-- Objective --
Return the lines that run from the line containing "Read out every word on this page." through the end of the entries, both ends included. Leave out all pictures.

----- Data shown

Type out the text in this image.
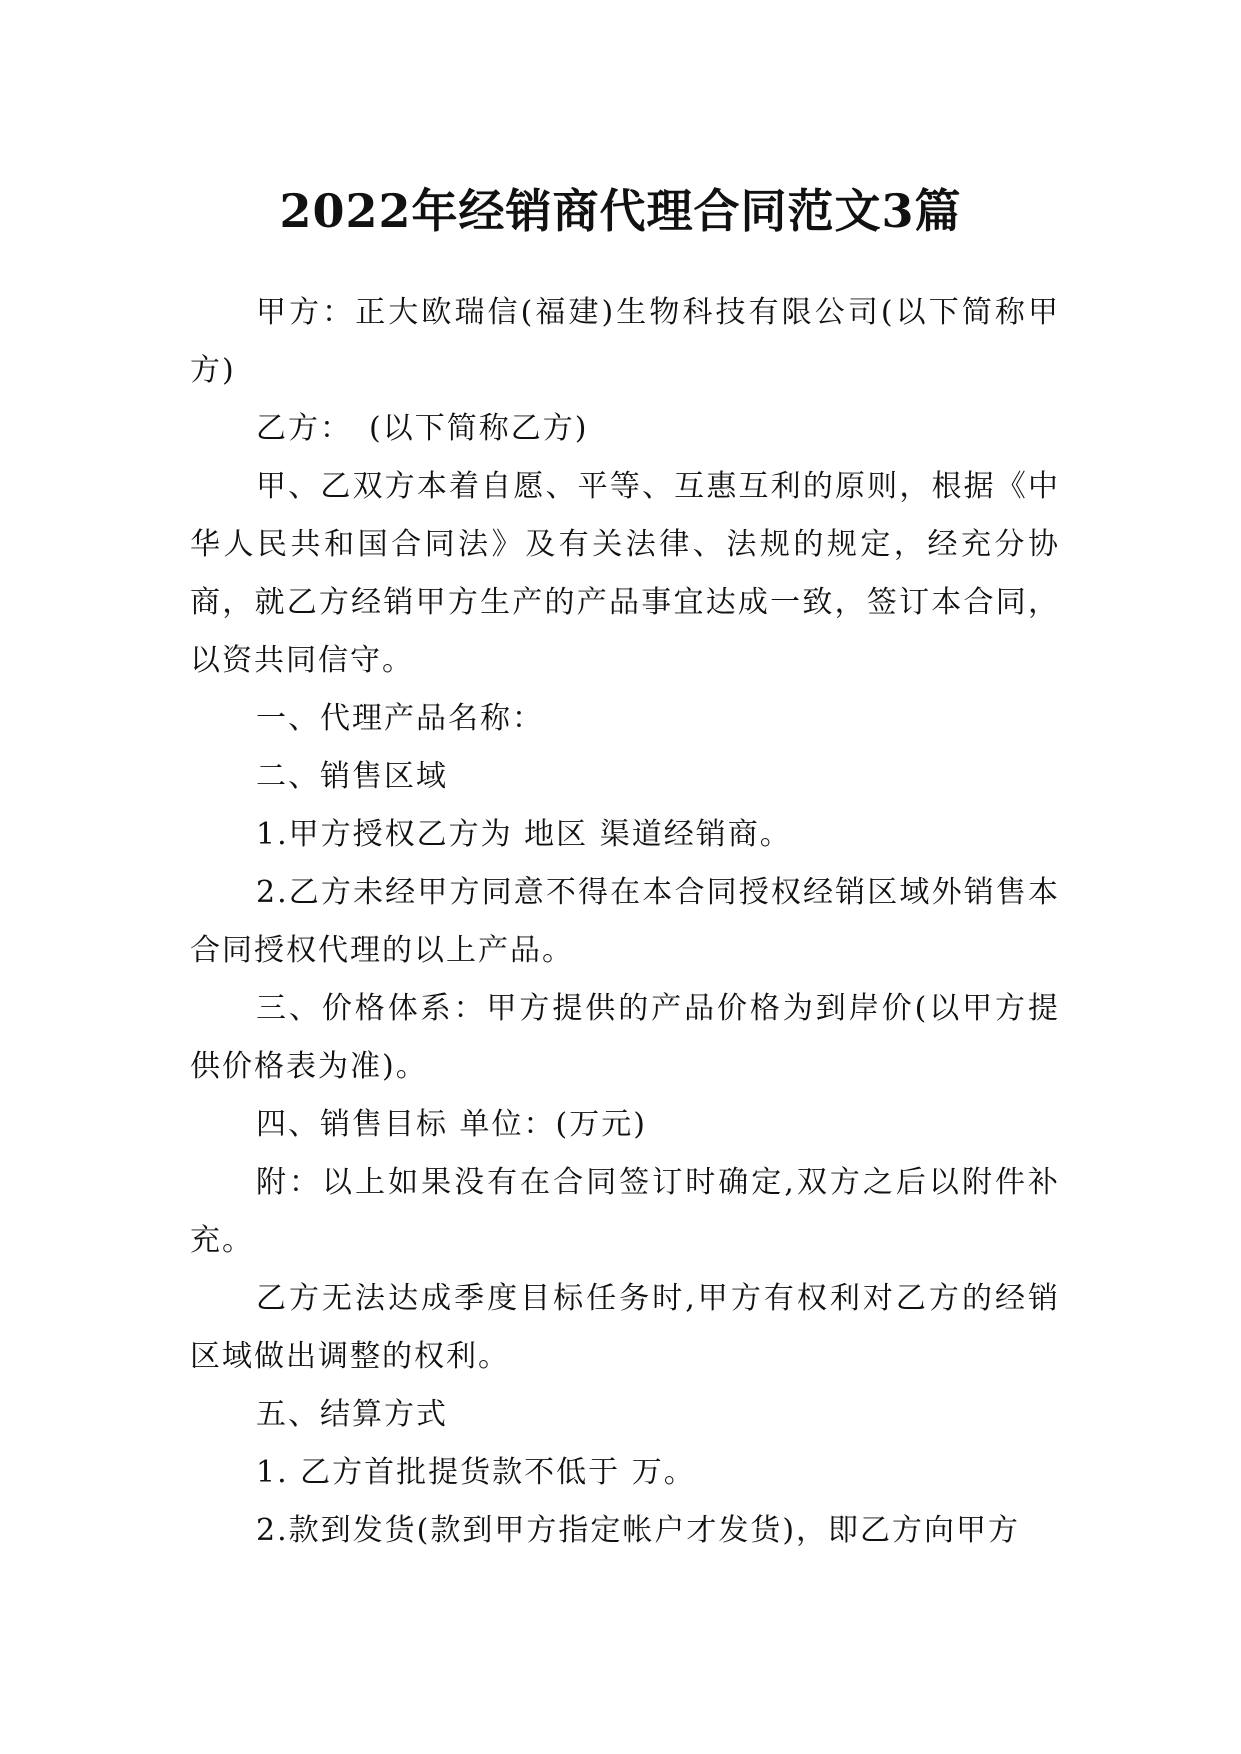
2022年经销商代理合同范文3篇

甲方：正大欧瑞信(福建)生物科技有限公司(以下简称甲方)

乙方：　(以下简称乙方)

甲、乙双方本着自愿、平等、互惠互利的原则，根据《中华人民共和国合同法》及有关法律、法规的规定，经充分协商，就乙方经销甲方生产的产品事宜达成一致，签订本合同，以资共同信守。

一、代理产品名称：

二、销售区域

1.甲方授权乙方为 地区 渠道经销商。

2.乙方未经甲方同意不得在本合同授权经销区域外销售本合同授权代理的以上产品。

三、价格体系：甲方提供的产品价格为到岸价(以甲方提供价格表为准)。

四、销售目标 单位：(万元)

附：以上如果没有在合同签订时确定,双方之后以附件补充。

乙方无法达成季度目标任务时,甲方有权利对乙方的经销区域做出调整的权利。

五、结算方式

1. 乙方首批提货款不低于 万。

2.款到发货(款到甲方指定帐户才发货)，即乙方向甲方
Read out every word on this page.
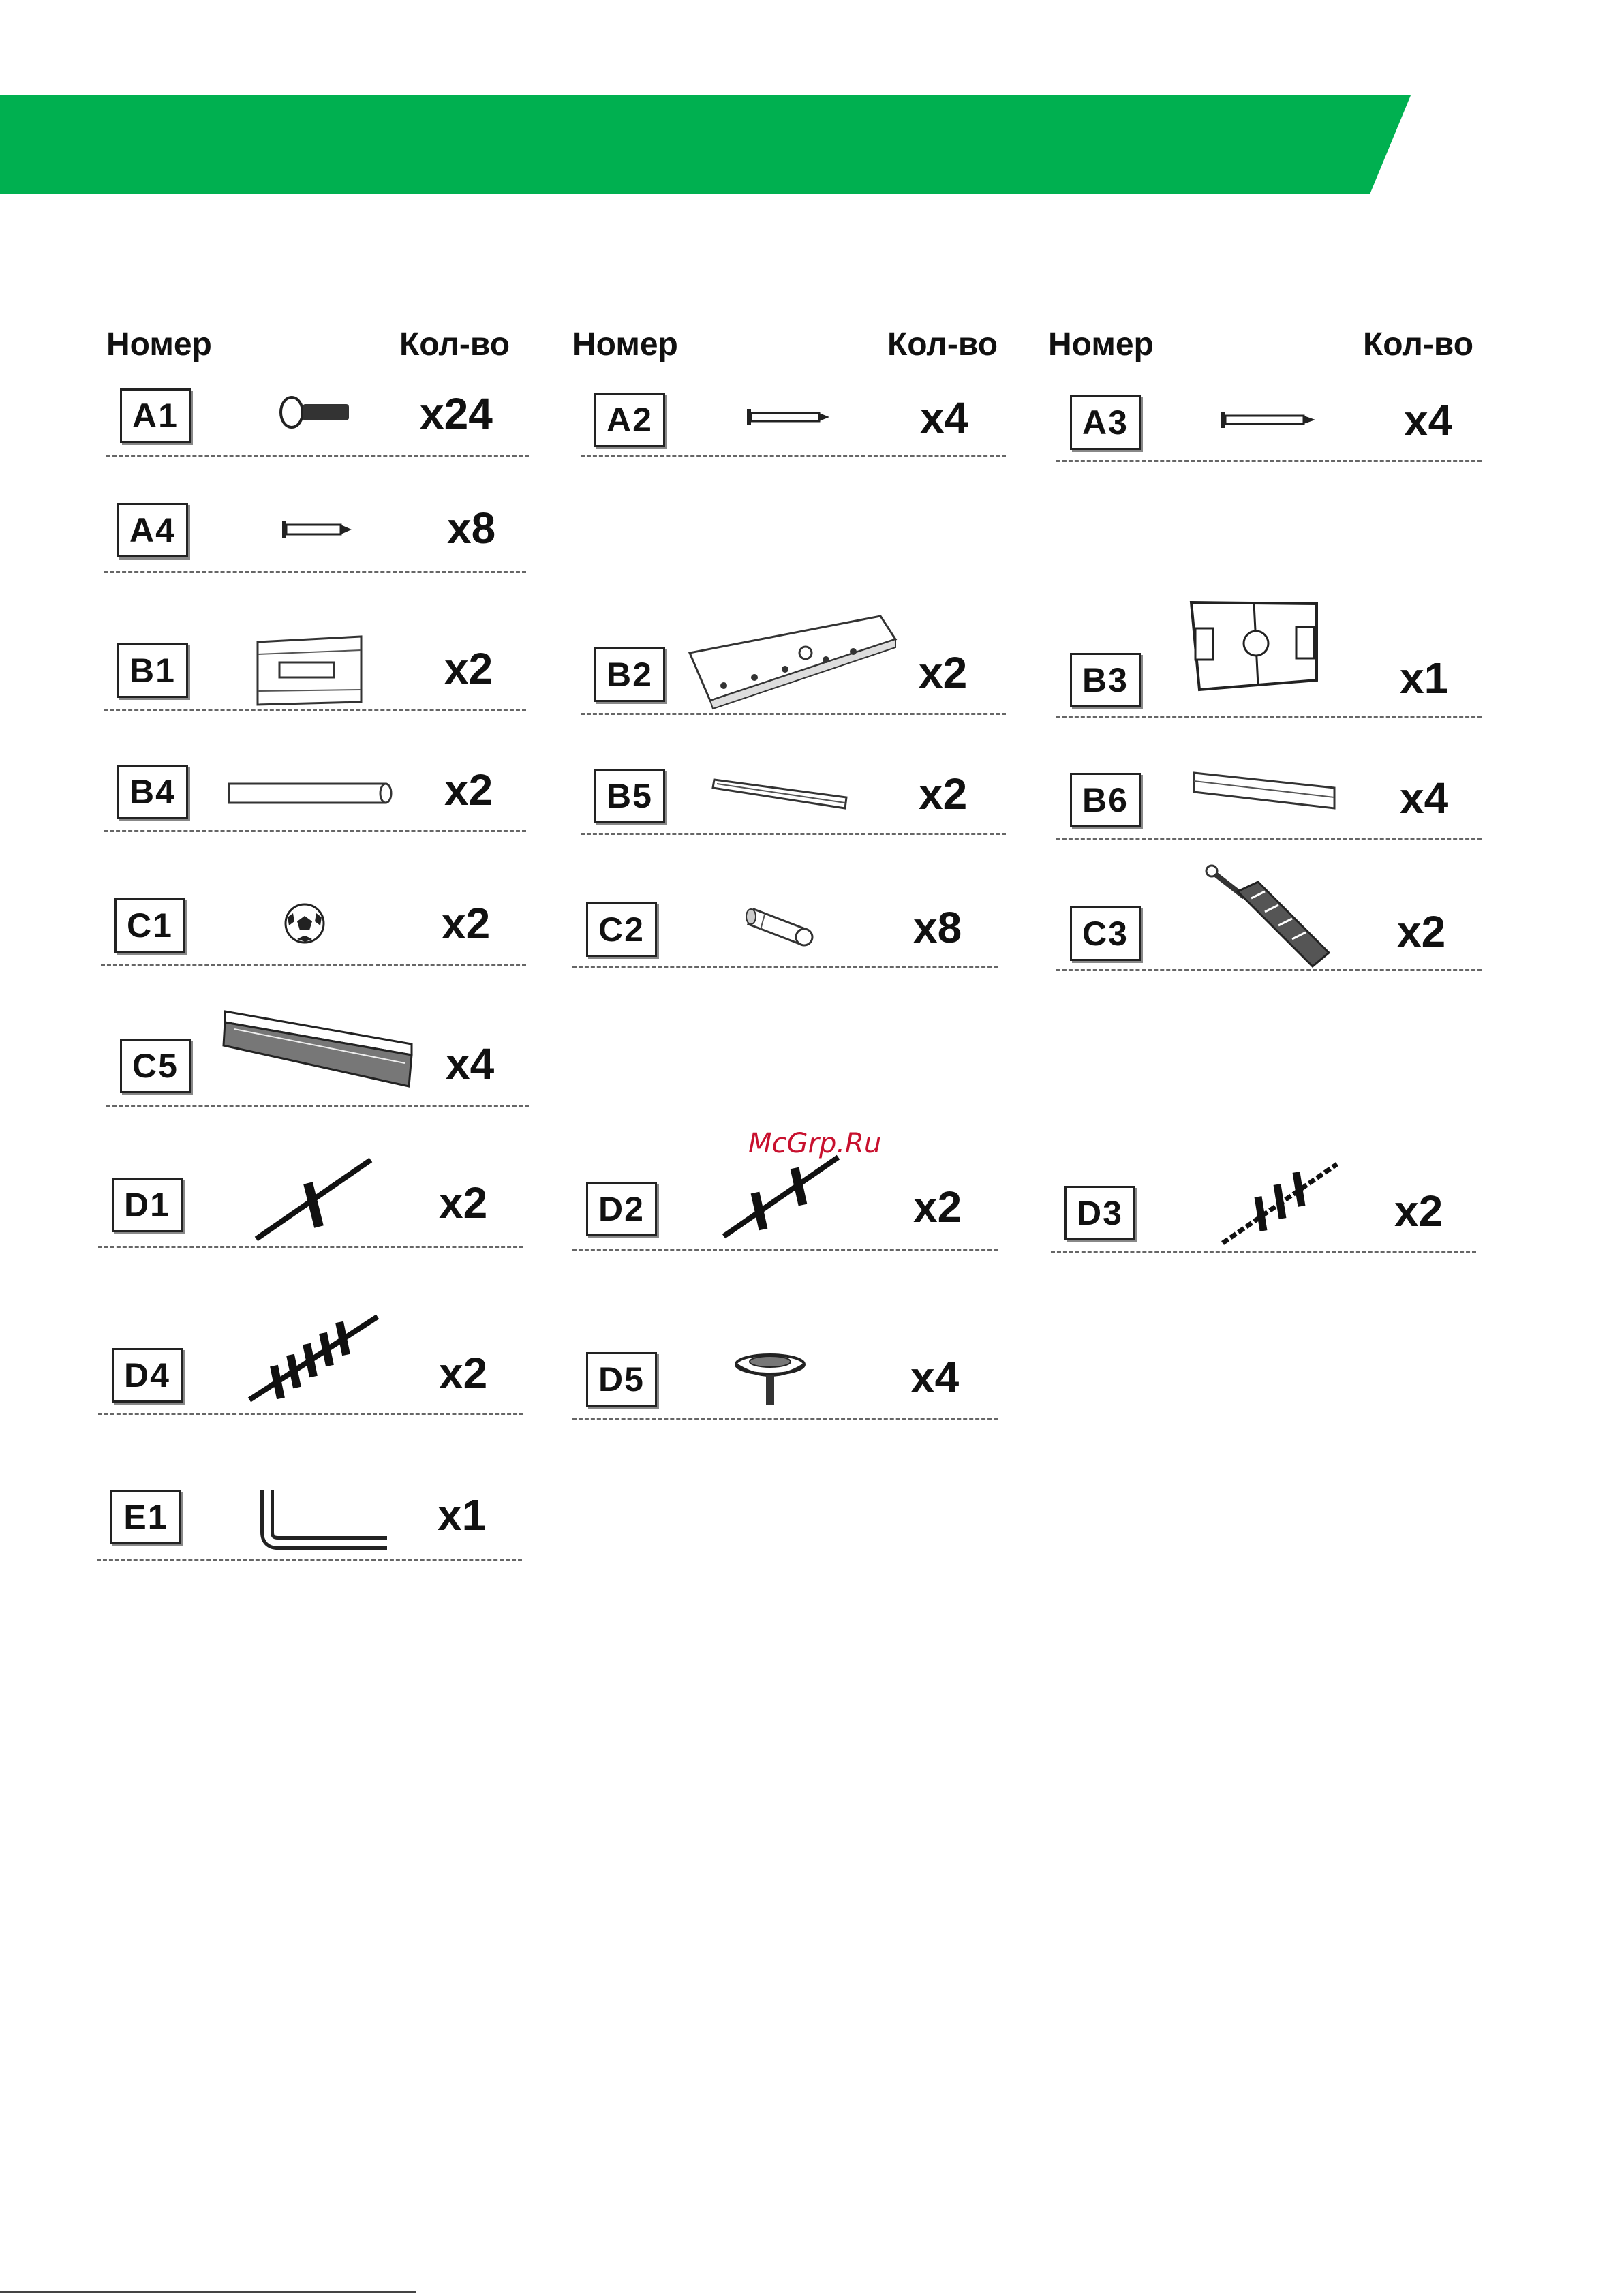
Номер	Кол-во Номер	Кол-во Номер	Кол-во
A1	x24	A2	x4	A3	x4
A4	x8
B1	x2	B2	x2	B3	x1
B4	x2	B5	x2	B6	x4
C1	x2	C2	x8	C3	x2
C5	x4
D1	x2	D2	x2	D3	x2
D4	x2	D5	x4
E1	x1
McGrp.Ru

----------

-- Exercise response --
Read out every word on this page.
Номер	Кол-во Номер	Кол-во Номер	Кол-во
A1	x24	A2	x4	A3	x4
A4	x8
B1	x2	B2	x2	B3	x1
B4	x2	B5	x2	B6	x4
C1	x2	C2	x8	C3	x2
C5	x4
D1	x2	D2	x2	D3	x2
D4	x2	D5	x4
E1	x1
McGrp.Ru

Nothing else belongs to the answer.